• _Given records_

────────────────────────────────────────

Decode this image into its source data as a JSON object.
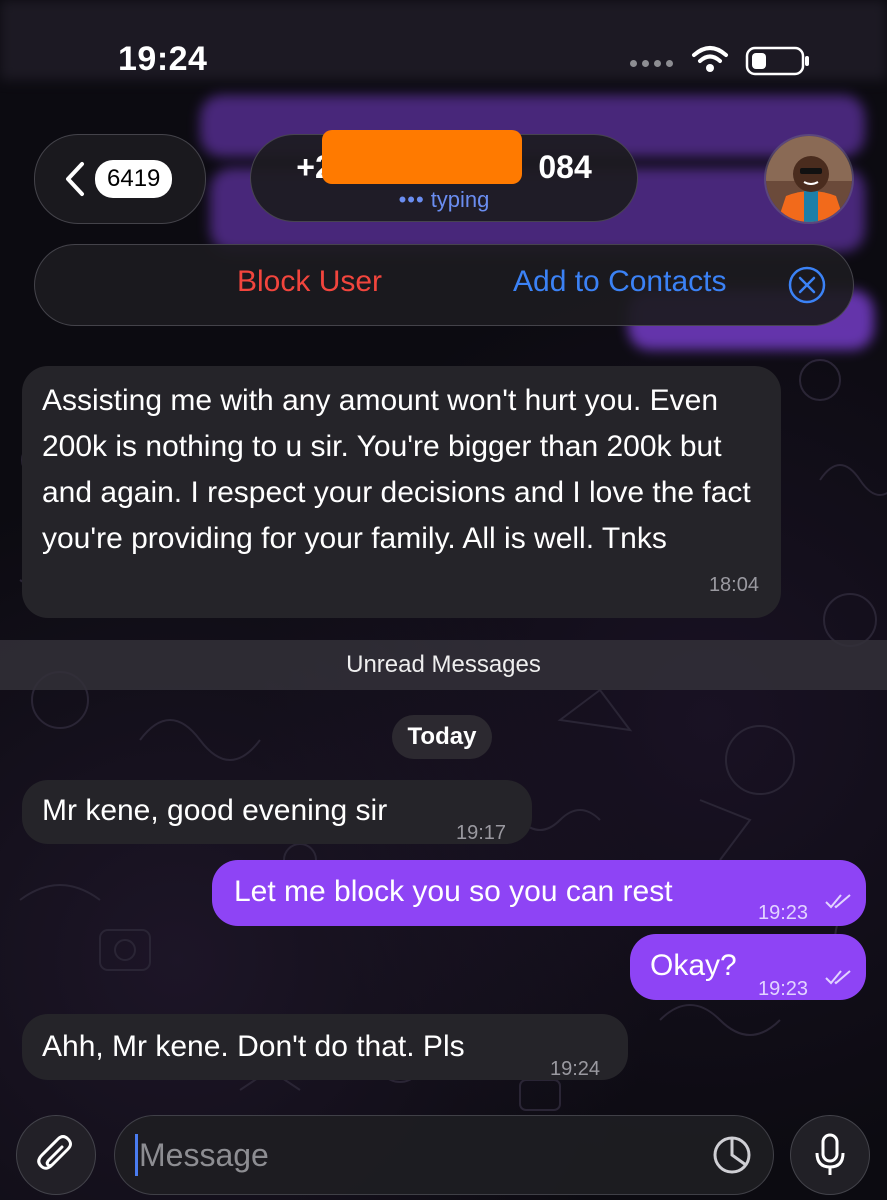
{
  "status_bar": {
    "time": "19:24"
  },
  "header": {
    "unread_count": "6419",
    "contact_phone_prefix": "+234",
    "contact_phone_suffix": "084",
    "contact_status": "typing"
  },
  "action_bar": {
    "block_label": "Block User",
    "add_label": "Add to Contacts"
  },
  "messages": [
    {
      "direction": "incoming",
      "text": "Assisting me with any amount won't hurt you. Even 200k is nothing to u sir. You're bigger than 200k but and again. I respect your decisions and I love the fact you're providing for your family. All is well. Tnks",
      "time": "18:04"
    },
    {
      "direction": "incoming",
      "text": "Mr kene, good evening sir",
      "time": "19:17"
    },
    {
      "direction": "outgoing",
      "text": "Let me block you so you can rest",
      "time": "19:23",
      "read": true
    },
    {
      "direction": "outgoing",
      "text": "Okay?",
      "time": "19:23",
      "read": true
    },
    {
      "direction": "incoming",
      "text": "Ahh, Mr kene. Don't do that. Pls",
      "time": "19:24"
    }
  ],
  "unread_divider": "Unread Messages",
  "date_chip": "Today",
  "composer": {
    "placeholder": "Message"
  },
  "colors": {
    "outgoing_bubble": "#8e44f5",
    "incoming_bubble": "#252429",
    "block_red": "#f2453d",
    "link_blue": "#3b82f6",
    "typing_blue": "#6a8df0",
    "redaction_orange": "#ff7a00"
  },
  "icons": [
    "back-chevron-icon",
    "wifi-icon",
    "battery-icon",
    "close-circle-icon",
    "read-ticks-icon",
    "attach-icon",
    "sticker-icon",
    "microphone-icon"
  ]
}
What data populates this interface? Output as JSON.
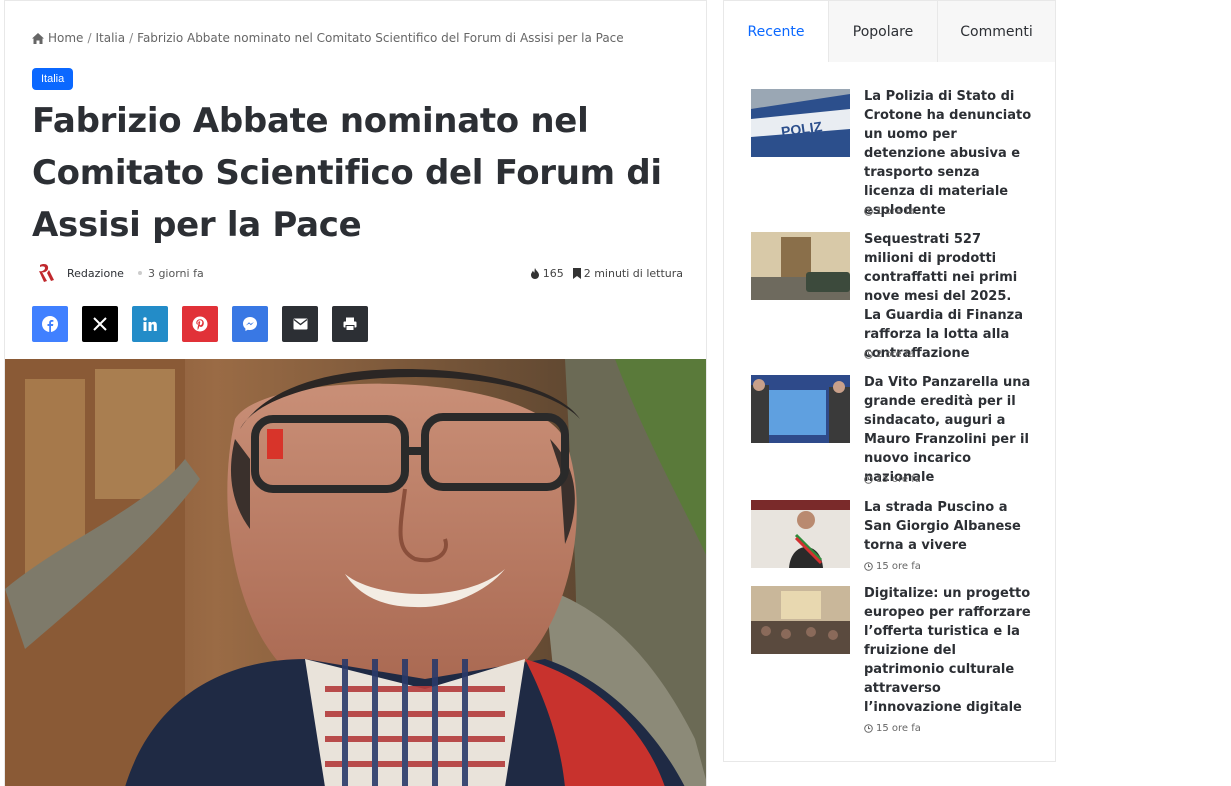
{
  "breadcrumb": {
    "home": "Home",
    "sep1": "/",
    "category": "Italia",
    "sep2": "/",
    "current": "Fabrizio Abbate nominato nel Comitato Scientifico del Forum di Assisi per la Pace"
  },
  "article": {
    "category_badge": "Italia",
    "title": "Fabrizio Abbate nominato nel Comitato Scientifico del Forum di Assisi per la Pace",
    "author": "Redazione",
    "date": "3 giorni fa",
    "views": "165",
    "reading_time": "2 minuti di lettura"
  },
  "share": [
    {
      "icon": "facebook-icon",
      "color": "#4080ff"
    },
    {
      "icon": "x-icon",
      "color": "#000000"
    },
    {
      "icon": "linkedin-icon",
      "color": "#238cc8"
    },
    {
      "icon": "pinterest-icon",
      "color": "#e13138"
    },
    {
      "icon": "messenger-icon",
      "color": "#3978e4"
    },
    {
      "icon": "email-icon",
      "color": "#2c2f34"
    },
    {
      "icon": "print-icon",
      "color": "#2c2f34"
    }
  ],
  "colors": {
    "accent": "#0b68ff",
    "text": "#2c2f34"
  },
  "sidebar": {
    "tabs": [
      {
        "label": "Recente",
        "active": true
      },
      {
        "label": "Popolare",
        "active": false
      },
      {
        "label": "Commenti",
        "active": false
      }
    ],
    "posts": [
      {
        "title": "La Polizia di Stato di Crotone ha denunciato un uomo per detenzione abusiva e trasporto senza licenza di materiale esplodente",
        "time": "1 ora fa"
      },
      {
        "title": "Sequestrati 527 milioni di prodotti contraffatti nei primi nove mesi del 2025. La Guardia di Finanza rafforza la lotta alla contraffazione",
        "time": "2 ore fa"
      },
      {
        "title": "Da Vito Panzarella una grande eredità per il sindacato, auguri a Mauro Franzolini per il nuovo incarico nazionale",
        "time": "15 ore fa"
      },
      {
        "title": "La strada Puscino a San Giorgio Albanese torna a vivere",
        "time": "15 ore fa"
      },
      {
        "title": "Digitalize: un progetto europeo per rafforzare l’offerta turistica e la fruizione del patrimonio culturale attraverso l’innovazione digitale",
        "time": "15 ore fa"
      }
    ]
  }
}
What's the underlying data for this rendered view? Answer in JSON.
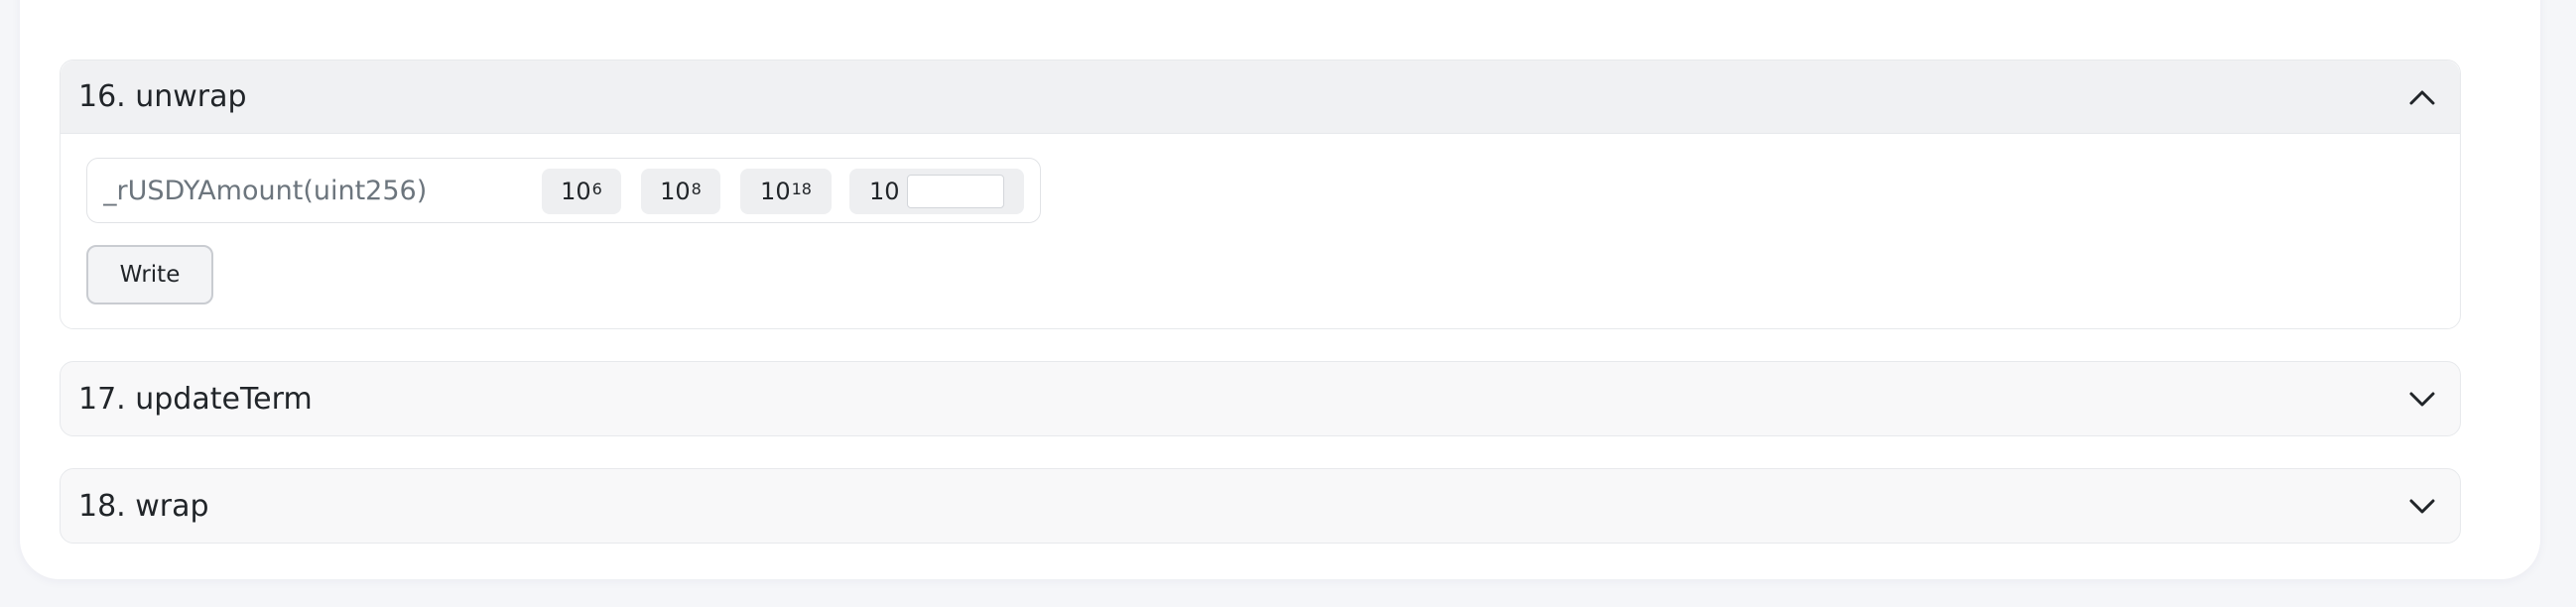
{
  "functions": [
    {
      "title": "16. unwrap",
      "expanded": true,
      "chevron_icon": "chevron-up-icon",
      "param_placeholder": "_rUSDYAmount(uint256)",
      "param_value": "",
      "power_buttons": [
        {
          "base": "10",
          "exp": "6"
        },
        {
          "base": "10",
          "exp": "8"
        },
        {
          "base": "10",
          "exp": "18"
        }
      ],
      "custom_power": {
        "base": "10",
        "exp_value": ""
      },
      "write_label": "Write"
    },
    {
      "title": "17. updateTerm",
      "expanded": false,
      "chevron_icon": "chevron-down-icon"
    },
    {
      "title": "18. wrap",
      "expanded": false,
      "chevron_icon": "chevron-down-icon"
    }
  ]
}
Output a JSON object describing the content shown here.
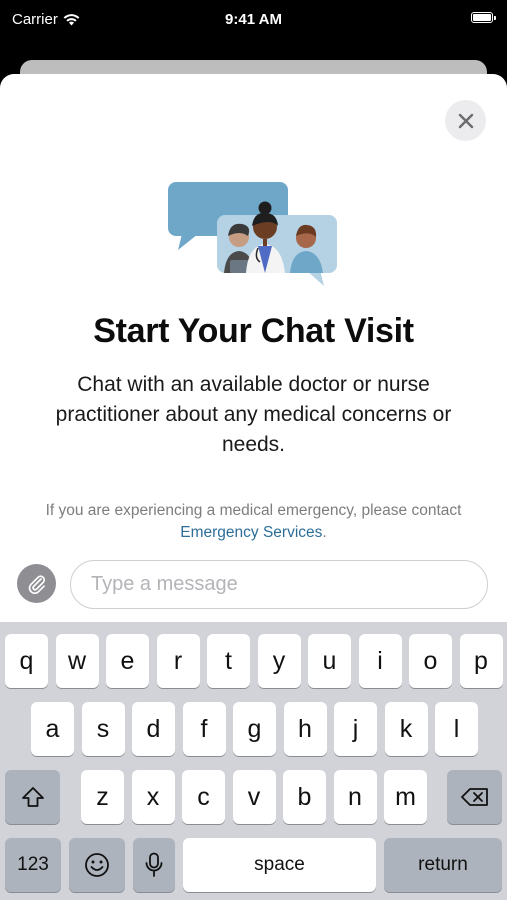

────────────────────────────────────────

• _The task_
Each line containing the word "JSON" counts once; say how many such lines there are, giving only the number.

• _Solution to this exercise_
4